Saved entries.
+++
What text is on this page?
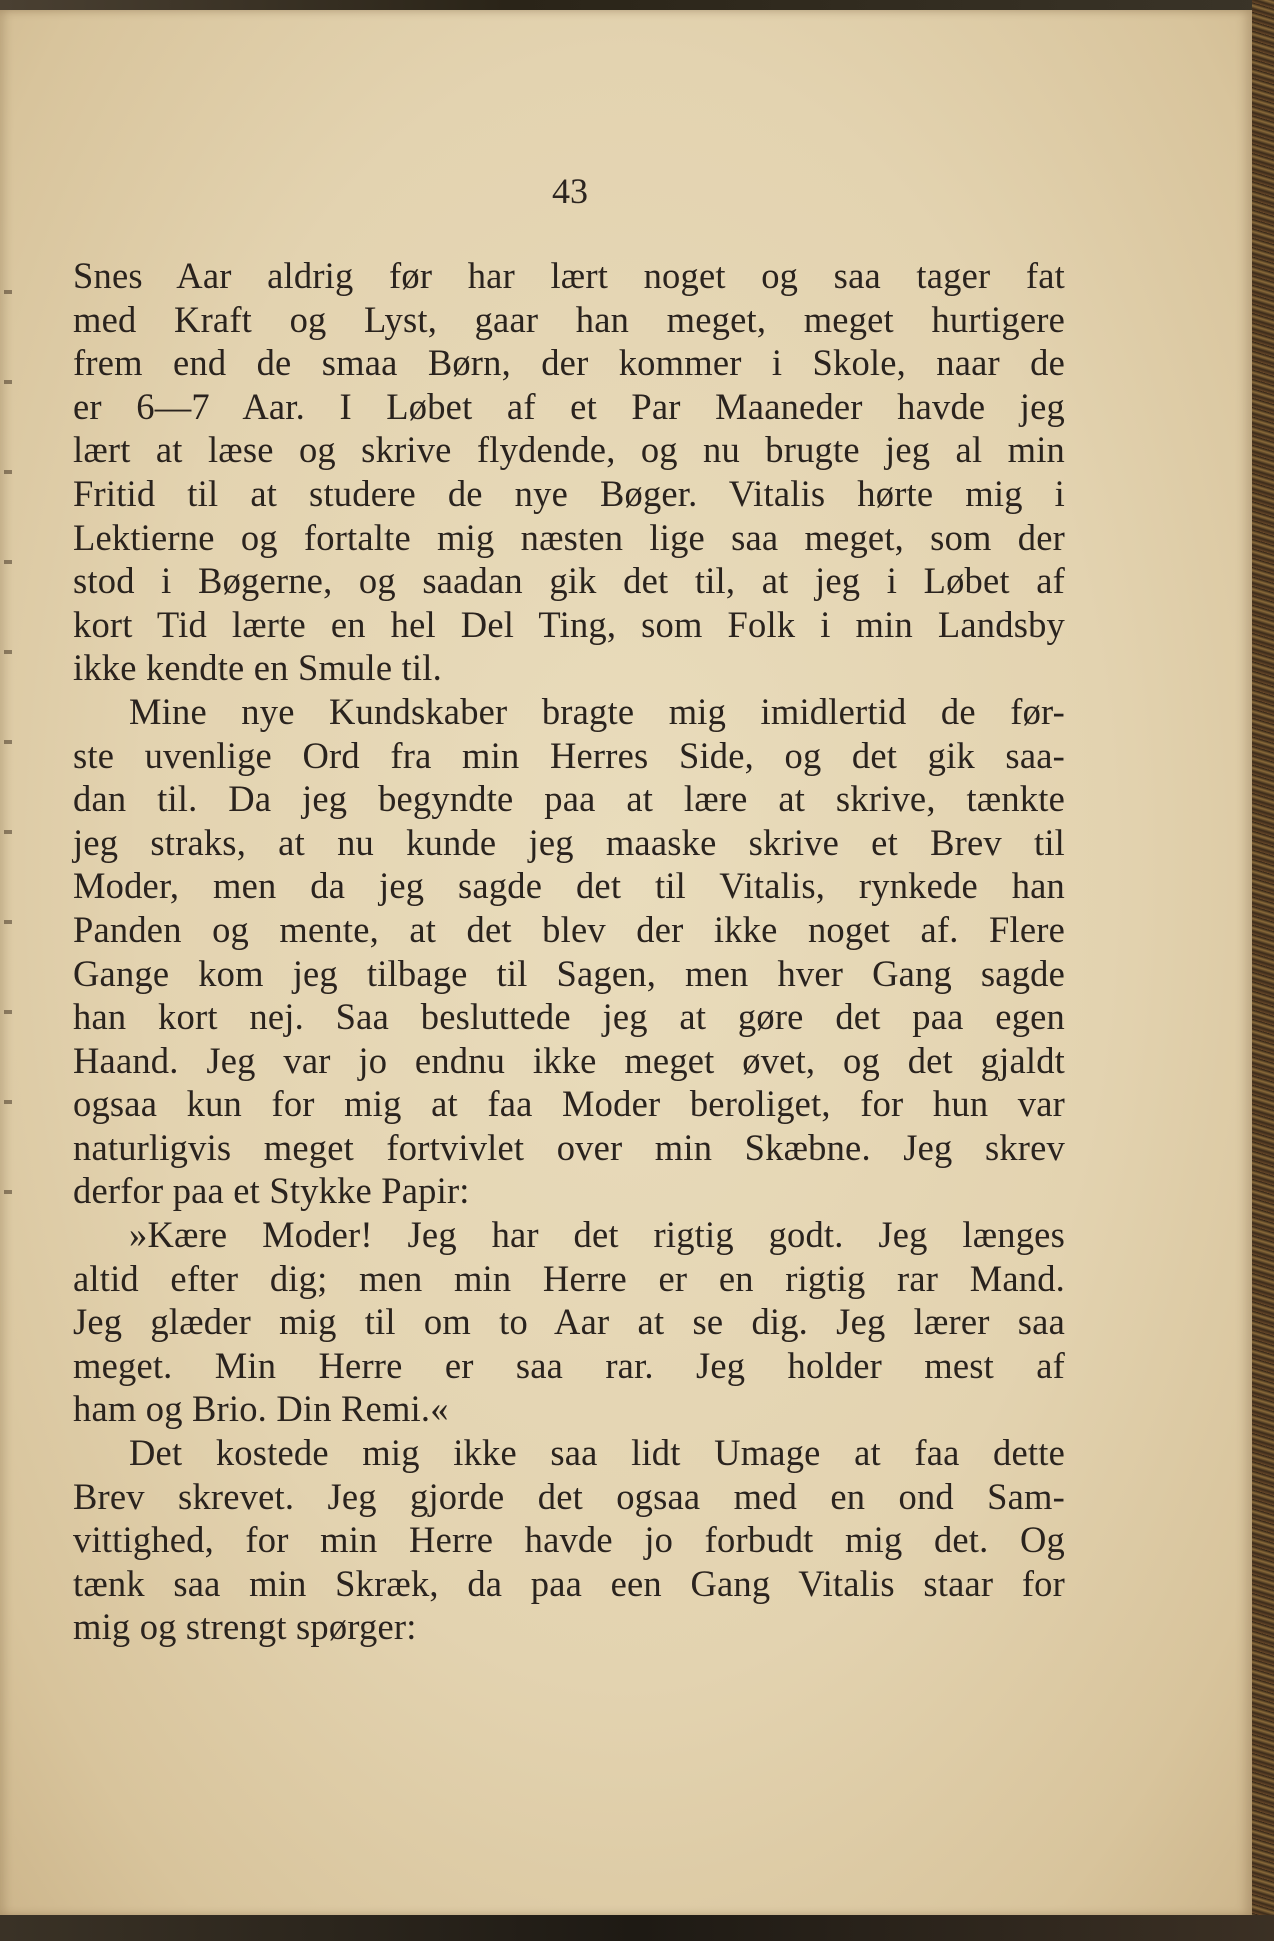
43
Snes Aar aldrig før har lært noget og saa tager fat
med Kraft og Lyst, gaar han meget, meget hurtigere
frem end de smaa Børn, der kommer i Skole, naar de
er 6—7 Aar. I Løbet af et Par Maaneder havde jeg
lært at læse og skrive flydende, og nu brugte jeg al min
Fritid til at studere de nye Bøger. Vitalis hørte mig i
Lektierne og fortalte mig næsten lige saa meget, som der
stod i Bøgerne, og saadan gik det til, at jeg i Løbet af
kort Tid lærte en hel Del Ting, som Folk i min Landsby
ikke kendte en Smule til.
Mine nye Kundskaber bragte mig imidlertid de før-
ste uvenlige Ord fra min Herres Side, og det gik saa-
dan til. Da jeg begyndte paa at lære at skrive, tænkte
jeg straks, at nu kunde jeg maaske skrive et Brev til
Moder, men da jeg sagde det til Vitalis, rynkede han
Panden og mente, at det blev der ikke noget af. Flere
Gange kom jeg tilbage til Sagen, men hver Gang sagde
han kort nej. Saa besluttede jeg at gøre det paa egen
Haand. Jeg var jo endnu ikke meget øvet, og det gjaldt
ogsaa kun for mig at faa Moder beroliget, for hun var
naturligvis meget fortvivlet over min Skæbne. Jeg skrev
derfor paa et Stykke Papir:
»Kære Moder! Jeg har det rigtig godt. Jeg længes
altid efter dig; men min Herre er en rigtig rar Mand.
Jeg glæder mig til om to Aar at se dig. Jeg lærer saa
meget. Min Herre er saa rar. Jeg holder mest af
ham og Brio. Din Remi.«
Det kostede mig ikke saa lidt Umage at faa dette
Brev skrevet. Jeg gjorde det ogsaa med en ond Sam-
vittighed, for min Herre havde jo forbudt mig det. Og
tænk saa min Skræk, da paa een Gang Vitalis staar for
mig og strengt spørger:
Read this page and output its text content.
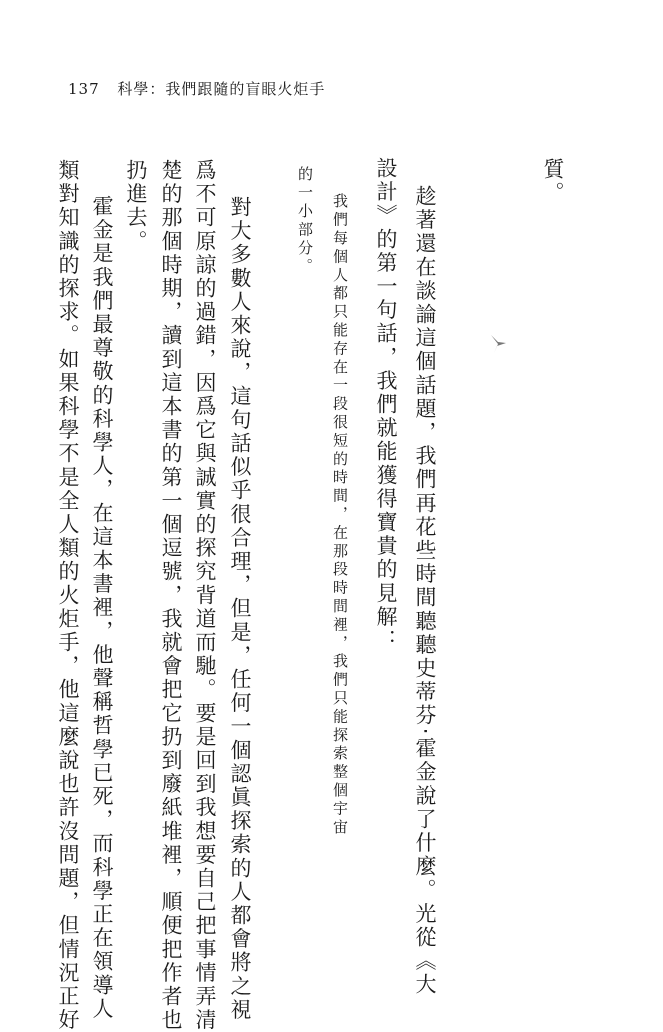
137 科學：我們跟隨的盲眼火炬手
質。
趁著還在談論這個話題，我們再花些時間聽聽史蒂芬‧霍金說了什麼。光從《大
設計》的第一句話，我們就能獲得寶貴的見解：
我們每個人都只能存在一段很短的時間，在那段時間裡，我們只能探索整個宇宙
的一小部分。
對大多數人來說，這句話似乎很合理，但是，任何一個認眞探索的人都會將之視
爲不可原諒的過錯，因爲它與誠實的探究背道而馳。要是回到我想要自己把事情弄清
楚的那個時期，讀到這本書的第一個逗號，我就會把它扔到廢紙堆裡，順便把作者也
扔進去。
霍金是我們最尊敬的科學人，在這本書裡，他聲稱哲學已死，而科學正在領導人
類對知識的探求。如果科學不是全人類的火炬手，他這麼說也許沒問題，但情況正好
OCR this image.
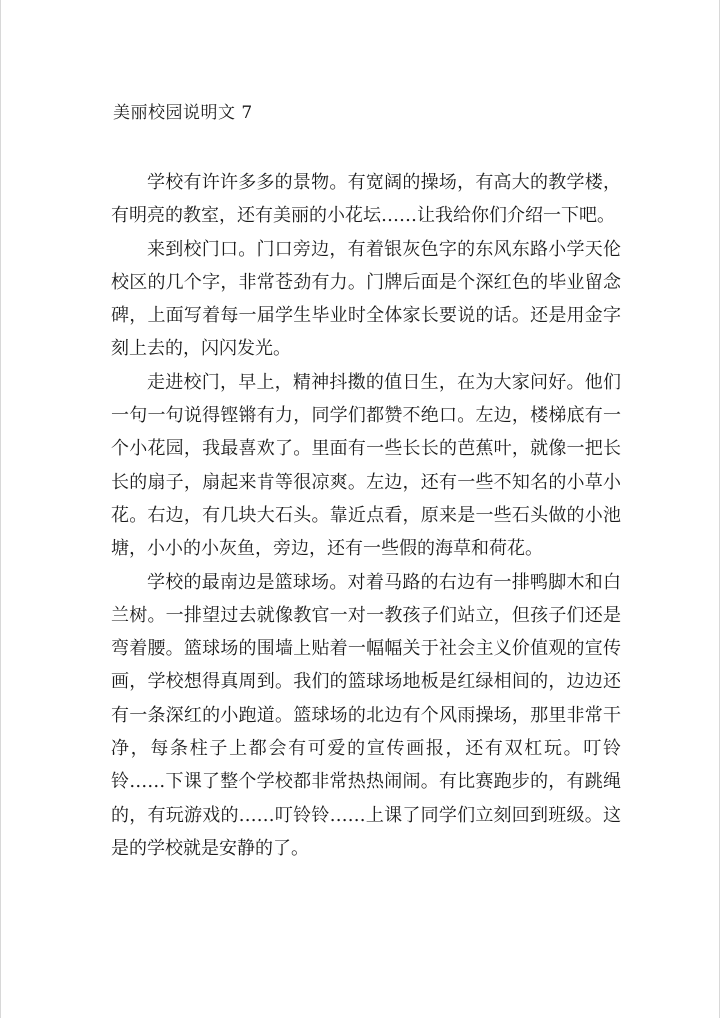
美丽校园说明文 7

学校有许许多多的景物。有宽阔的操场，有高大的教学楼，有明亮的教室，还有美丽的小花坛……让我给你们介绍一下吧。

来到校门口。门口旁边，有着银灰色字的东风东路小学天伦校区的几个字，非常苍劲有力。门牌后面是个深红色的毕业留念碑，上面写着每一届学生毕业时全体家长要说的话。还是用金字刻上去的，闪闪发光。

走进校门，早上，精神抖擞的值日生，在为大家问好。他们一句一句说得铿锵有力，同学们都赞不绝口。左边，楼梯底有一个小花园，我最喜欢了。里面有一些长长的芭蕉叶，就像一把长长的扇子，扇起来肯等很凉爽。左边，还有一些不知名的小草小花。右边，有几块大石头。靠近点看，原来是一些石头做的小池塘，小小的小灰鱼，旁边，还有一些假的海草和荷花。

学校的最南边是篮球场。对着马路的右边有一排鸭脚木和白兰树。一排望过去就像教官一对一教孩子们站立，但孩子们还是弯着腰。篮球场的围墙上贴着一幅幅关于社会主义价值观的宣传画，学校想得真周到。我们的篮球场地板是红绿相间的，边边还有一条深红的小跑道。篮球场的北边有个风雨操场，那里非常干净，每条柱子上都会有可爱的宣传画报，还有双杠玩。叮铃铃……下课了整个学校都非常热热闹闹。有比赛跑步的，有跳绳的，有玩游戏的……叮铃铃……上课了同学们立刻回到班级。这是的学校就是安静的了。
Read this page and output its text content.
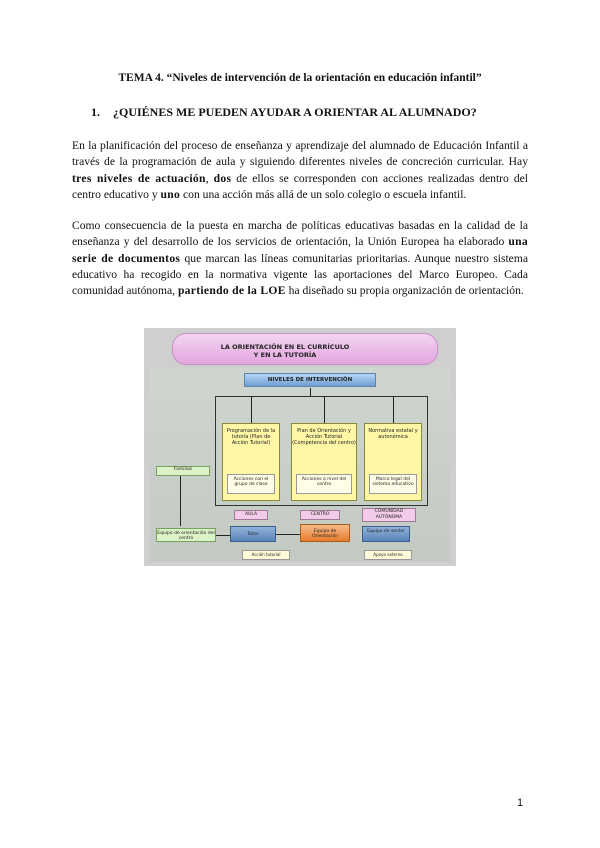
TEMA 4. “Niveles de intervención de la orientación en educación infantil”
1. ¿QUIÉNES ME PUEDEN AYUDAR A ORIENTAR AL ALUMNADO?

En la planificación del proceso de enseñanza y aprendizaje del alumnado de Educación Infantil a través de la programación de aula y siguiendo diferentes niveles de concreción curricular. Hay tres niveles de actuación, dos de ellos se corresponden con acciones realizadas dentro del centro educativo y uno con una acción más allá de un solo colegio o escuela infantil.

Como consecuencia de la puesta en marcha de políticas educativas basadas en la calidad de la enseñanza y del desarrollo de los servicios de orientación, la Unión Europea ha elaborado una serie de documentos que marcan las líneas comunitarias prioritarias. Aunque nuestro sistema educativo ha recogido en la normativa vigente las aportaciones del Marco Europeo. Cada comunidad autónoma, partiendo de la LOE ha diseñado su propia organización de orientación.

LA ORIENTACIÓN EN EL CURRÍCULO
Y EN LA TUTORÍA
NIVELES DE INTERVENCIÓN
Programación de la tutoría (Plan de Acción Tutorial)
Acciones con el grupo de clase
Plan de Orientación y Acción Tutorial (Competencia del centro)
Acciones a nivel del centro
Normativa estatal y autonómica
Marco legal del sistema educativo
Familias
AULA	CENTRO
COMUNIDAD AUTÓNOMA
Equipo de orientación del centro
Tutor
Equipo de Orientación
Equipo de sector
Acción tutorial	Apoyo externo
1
+++
GIVEN REQUEST.
Pull out all lines from the entries above in which the word "meget" appears.

WRITTEN REPLY.
med Kraft og Lyst, gaar han meget, meget hurtigere
Lektierne og fortalte mig næsten lige saa meget, som der
Haand. Jeg var jo endnu ikke meget øvet, og det gjaldt
naturligvis meget fortvivlet over min Skæbne. Jeg skrev
meget. Min Herre er saa rar. Jeg holder mest af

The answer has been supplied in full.